» Problem details: Return the records, each one exactly as written.

---------------

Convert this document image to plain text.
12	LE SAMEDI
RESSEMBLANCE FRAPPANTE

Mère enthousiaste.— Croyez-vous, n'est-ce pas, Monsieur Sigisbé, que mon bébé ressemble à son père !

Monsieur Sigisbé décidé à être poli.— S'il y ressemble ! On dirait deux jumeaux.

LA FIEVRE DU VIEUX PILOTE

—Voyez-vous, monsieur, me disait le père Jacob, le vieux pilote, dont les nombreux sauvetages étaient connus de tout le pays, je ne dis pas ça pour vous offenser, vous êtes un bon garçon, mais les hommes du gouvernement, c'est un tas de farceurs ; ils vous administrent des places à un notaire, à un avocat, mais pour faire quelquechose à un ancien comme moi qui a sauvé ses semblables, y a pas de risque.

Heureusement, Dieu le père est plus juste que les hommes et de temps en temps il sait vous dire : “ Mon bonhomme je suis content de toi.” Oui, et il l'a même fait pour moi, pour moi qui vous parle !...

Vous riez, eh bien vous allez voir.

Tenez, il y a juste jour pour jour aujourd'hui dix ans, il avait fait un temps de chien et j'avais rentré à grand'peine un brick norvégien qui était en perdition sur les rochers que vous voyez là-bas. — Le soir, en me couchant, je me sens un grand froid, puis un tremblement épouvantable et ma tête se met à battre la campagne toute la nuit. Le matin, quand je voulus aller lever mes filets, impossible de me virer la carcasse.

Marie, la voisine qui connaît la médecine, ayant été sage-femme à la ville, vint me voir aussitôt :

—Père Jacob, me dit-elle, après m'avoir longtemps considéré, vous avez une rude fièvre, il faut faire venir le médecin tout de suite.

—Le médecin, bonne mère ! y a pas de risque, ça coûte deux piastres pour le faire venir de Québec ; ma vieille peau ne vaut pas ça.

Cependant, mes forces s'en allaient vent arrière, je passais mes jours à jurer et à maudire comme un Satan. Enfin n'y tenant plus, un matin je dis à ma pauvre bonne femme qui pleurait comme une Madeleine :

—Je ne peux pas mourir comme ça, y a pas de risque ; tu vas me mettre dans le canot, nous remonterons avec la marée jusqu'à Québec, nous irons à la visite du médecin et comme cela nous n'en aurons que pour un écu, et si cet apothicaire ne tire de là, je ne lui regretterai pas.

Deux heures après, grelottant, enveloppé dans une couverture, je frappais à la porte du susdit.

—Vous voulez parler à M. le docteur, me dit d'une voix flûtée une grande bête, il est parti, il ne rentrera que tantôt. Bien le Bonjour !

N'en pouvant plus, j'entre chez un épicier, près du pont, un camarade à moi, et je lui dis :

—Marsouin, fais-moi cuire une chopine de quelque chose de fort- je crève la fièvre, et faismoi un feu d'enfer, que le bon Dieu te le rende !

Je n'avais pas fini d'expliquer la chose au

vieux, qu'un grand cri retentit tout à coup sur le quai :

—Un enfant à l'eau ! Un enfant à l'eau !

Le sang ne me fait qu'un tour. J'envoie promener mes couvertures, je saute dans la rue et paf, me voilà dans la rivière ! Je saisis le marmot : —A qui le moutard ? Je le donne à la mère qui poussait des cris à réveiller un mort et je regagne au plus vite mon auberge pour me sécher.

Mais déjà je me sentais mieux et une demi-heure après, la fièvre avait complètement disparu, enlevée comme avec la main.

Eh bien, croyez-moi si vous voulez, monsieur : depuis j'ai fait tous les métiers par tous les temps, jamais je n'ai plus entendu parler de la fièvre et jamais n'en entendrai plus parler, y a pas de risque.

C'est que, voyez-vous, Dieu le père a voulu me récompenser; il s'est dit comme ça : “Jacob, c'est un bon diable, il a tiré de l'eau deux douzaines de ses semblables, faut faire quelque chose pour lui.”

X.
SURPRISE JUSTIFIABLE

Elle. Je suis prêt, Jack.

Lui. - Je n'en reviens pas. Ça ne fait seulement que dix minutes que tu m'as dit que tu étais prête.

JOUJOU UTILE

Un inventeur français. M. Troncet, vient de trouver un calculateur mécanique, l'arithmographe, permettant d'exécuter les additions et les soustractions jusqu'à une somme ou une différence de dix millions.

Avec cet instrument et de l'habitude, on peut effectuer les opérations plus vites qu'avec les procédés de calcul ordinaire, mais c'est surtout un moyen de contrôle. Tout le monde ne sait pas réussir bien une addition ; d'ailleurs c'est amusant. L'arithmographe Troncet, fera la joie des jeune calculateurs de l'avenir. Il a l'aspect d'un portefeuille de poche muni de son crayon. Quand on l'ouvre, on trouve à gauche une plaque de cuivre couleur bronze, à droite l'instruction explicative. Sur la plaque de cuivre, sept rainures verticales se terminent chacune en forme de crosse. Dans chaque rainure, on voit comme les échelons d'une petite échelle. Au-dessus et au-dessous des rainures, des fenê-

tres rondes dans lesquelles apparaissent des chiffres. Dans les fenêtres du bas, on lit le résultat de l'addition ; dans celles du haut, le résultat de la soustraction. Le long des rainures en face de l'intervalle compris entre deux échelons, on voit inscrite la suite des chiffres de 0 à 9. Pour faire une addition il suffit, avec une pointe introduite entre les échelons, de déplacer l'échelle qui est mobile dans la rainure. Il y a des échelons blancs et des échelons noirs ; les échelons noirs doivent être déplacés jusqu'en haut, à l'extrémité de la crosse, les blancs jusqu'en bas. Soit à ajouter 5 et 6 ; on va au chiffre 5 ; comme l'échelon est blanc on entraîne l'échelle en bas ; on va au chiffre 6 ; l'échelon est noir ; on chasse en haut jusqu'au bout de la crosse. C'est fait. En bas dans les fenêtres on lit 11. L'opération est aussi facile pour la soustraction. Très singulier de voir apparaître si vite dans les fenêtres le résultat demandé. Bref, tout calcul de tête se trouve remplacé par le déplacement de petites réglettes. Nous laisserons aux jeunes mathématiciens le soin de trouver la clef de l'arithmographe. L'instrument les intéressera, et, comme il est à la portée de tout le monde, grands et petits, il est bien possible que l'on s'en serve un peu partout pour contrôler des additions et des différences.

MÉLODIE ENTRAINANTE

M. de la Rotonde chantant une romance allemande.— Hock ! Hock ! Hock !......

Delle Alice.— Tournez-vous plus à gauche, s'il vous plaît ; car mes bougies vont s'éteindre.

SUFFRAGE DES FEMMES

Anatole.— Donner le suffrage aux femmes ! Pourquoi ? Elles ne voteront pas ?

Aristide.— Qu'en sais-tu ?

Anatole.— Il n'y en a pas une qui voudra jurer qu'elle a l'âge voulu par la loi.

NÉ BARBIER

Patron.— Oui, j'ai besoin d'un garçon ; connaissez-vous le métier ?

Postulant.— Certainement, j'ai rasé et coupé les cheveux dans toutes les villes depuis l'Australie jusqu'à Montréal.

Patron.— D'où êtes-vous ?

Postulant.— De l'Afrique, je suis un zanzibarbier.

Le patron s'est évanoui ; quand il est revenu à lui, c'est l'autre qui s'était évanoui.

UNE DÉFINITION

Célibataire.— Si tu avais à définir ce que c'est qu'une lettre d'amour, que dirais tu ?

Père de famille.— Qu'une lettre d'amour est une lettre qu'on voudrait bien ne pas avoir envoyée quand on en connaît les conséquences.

---------------

» Task answer:
Convert this document image to plain text.
12	LE SAMEDI
RESSEMBLANCE FRAPPANTE

Mère enthousiaste.— Croyez-vous, n'est-ce pas, Monsieur Sigisbé, que mon bébé ressemble à son père !

Monsieur Sigisbé décidé à être poli.— S'il y ressemble ! On dirait deux jumeaux.

LA FIEVRE DU VIEUX PILOTE

—Voyez-vous, monsieur, me disait le père Jacob, le vieux pilote, dont les nombreux sauvetages étaient connus de tout le pays, je ne dis pas ça pour vous offenser, vous êtes un bon garçon, mais les hommes du gouvernement, c'est un tas de farceurs ; ils vous administrent des places à un notaire, à un avocat, mais pour faire quelquechose à un ancien comme moi qui a sauvé ses semblables, y a pas de risque.

Heureusement, Dieu le père est plus juste que les hommes et de temps en temps il sait vous dire : “ Mon bonhomme je suis content de toi.” Oui, et il l'a même fait pour moi, pour moi qui vous parle !...

Vous riez, eh bien vous allez voir.

Tenez, il y a juste jour pour jour aujourd'hui dix ans, il avait fait un temps de chien et j'avais rentré à grand'peine un brick norvégien qui était en perdition sur les rochers que vous voyez là-bas. — Le soir, en me couchant, je me sens un grand froid, puis un tremblement épouvantable et ma tête se met à battre la campagne toute la nuit. Le matin, quand je voulus aller lever mes filets, impossible de me virer la carcasse.

Marie, la voisine qui connaît la médecine, ayant été sage-femme à la ville, vint me voir aussitôt :

—Père Jacob, me dit-elle, après m'avoir longtemps considéré, vous avez une rude fièvre, il faut faire venir le médecin tout de suite.

—Le médecin, bonne mère ! y a pas de risque, ça coûte deux piastres pour le faire venir de Québec ; ma vieille peau ne vaut pas ça.

Cependant, mes forces s'en allaient vent arrière, je passais mes jours à jurer et à maudire comme un Satan. Enfin n'y tenant plus, un matin je dis à ma pauvre bonne femme qui pleurait comme une Madeleine :

—Je ne peux pas mourir comme ça, y a pas de risque ; tu vas me mettre dans le canot, nous remonterons avec la marée jusqu'à Québec, nous irons à la visite du médecin et comme cela nous n'en aurons que pour un écu, et si cet apothicaire ne tire de là, je ne lui regretterai pas.

Deux heures après, grelottant, enveloppé dans une couverture, je frappais à la porte du susdit.

—Vous voulez parler à M. le docteur, me dit d'une voix flûtée une grande bête, il est parti, il ne rentrera que tantôt. Bien le Bonjour !

N'en pouvant plus, j'entre chez un épicier, près du pont, un camarade à moi, et je lui dis :

—Marsouin, fais-moi cuire une chopine de quelque chose de fort- je crève la fièvre, et faismoi un feu d'enfer, que le bon Dieu te le rende !

Je n'avais pas fini d'expliquer la chose au

vieux, qu'un grand cri retentit tout à coup sur le quai :

—Un enfant à l'eau ! Un enfant à l'eau !

Le sang ne me fait qu'un tour. J'envoie promener mes couvertures, je saute dans la rue et paf, me voilà dans la rivière ! Je saisis le marmot : —A qui le moutard ? Je le donne à la mère qui poussait des cris à réveiller un mort et je regagne au plus vite mon auberge pour me sécher.

Mais déjà je me sentais mieux et une demi-heure après, la fièvre avait complètement disparu, enlevée comme avec la main.

Eh bien, croyez-moi si vous voulez, monsieur : depuis j'ai fait tous les métiers par tous les temps, jamais je n'ai plus entendu parler de la fièvre et jamais n'en entendrai plus parler, y a pas de risque.

C'est que, voyez-vous, Dieu le père a voulu me récompenser; il s'est dit comme ça : “Jacob, c'est un bon diable, il a tiré de l'eau deux douzaines de ses semblables, faut faire quelque chose pour lui.”

X.
SURPRISE JUSTIFIABLE

Elle. Je suis prêt, Jack.

Lui. - Je n'en reviens pas. Ça ne fait seulement que dix minutes que tu m'as dit que tu étais prête.

JOUJOU UTILE

Un inventeur français. M. Troncet, vient de trouver un calculateur mécanique, l'arithmographe, permettant d'exécuter les additions et les soustractions jusqu'à une somme ou une différence de dix millions.

Avec cet instrument et de l'habitude, on peut effectuer les opérations plus vites qu'avec les procédés de calcul ordinaire, mais c'est surtout un moyen de contrôle. Tout le monde ne sait pas réussir bien une addition ; d'ailleurs c'est amusant. L'arithmographe Troncet, fera la joie des jeune calculateurs de l'avenir. Il a l'aspect d'un portefeuille de poche muni de son crayon. Quand on l'ouvre, on trouve à gauche une plaque de cuivre couleur bronze, à droite l'instruction explicative. Sur la plaque de cuivre, sept rainures verticales se terminent chacune en forme de crosse. Dans chaque rainure, on voit comme les échelons d'une petite échelle. Au-dessus et au-dessous des rainures, des fenê-

tres rondes dans lesquelles apparaissent des chiffres. Dans les fenêtres du bas, on lit le résultat de l'addition ; dans celles du haut, le résultat de la soustraction. Le long des rainures en face de l'intervalle compris entre deux échelons, on voit inscrite la suite des chiffres de 0 à 9. Pour faire une addition il suffit, avec une pointe introduite entre les échelons, de déplacer l'échelle qui est mobile dans la rainure. Il y a des échelons blancs et des échelons noirs ; les échelons noirs doivent être déplacés jusqu'en haut, à l'extrémité de la crosse, les blancs jusqu'en bas. Soit à ajouter 5 et 6 ; on va au chiffre 5 ; comme l'échelon est blanc on entraîne l'échelle en bas ; on va au chiffre 6 ; l'échelon est noir ; on chasse en haut jusqu'au bout de la crosse. C'est fait. En bas dans les fenêtres on lit 11. L'opération est aussi facile pour la soustraction. Très singulier de voir apparaître si vite dans les fenêtres le résultat demandé. Bref, tout calcul de tête se trouve remplacé par le déplacement de petites réglettes. Nous laisserons aux jeunes mathématiciens le soin de trouver la clef de l'arithmographe. L'instrument les intéressera, et, comme il est à la portée de tout le monde, grands et petits, il est bien possible que l'on s'en serve un peu partout pour contrôler des additions et des différences.

MÉLODIE ENTRAINANTE

M. de la Rotonde chantant une romance allemande.— Hock ! Hock ! Hock !......

Delle Alice.— Tournez-vous plus à gauche, s'il vous plaît ; car mes bougies vont s'éteindre.

SUFFRAGE DES FEMMES

Anatole.— Donner le suffrage aux femmes ! Pourquoi ? Elles ne voteront pas ?

Aristide.— Qu'en sais-tu ?

Anatole.— Il n'y en a pas une qui voudra jurer qu'elle a l'âge voulu par la loi.

NÉ BARBIER

Patron.— Oui, j'ai besoin d'un garçon ; connaissez-vous le métier ?

Postulant.— Certainement, j'ai rasé et coupé les cheveux dans toutes les villes depuis l'Australie jusqu'à Montréal.

Patron.— D'où êtes-vous ?

Postulant.— De l'Afrique, je suis un zanzibarbier.

Le patron s'est évanoui ; quand il est revenu à lui, c'est l'autre qui s'était évanoui.

UNE DÉFINITION

Célibataire.— Si tu avais à définir ce que c'est qu'une lettre d'amour, que dirais tu ?

Père de famille.— Qu'une lettre d'amour est une lettre qu'on voudrait bien ne pas avoir envoyée quand on en connaît les conséquences.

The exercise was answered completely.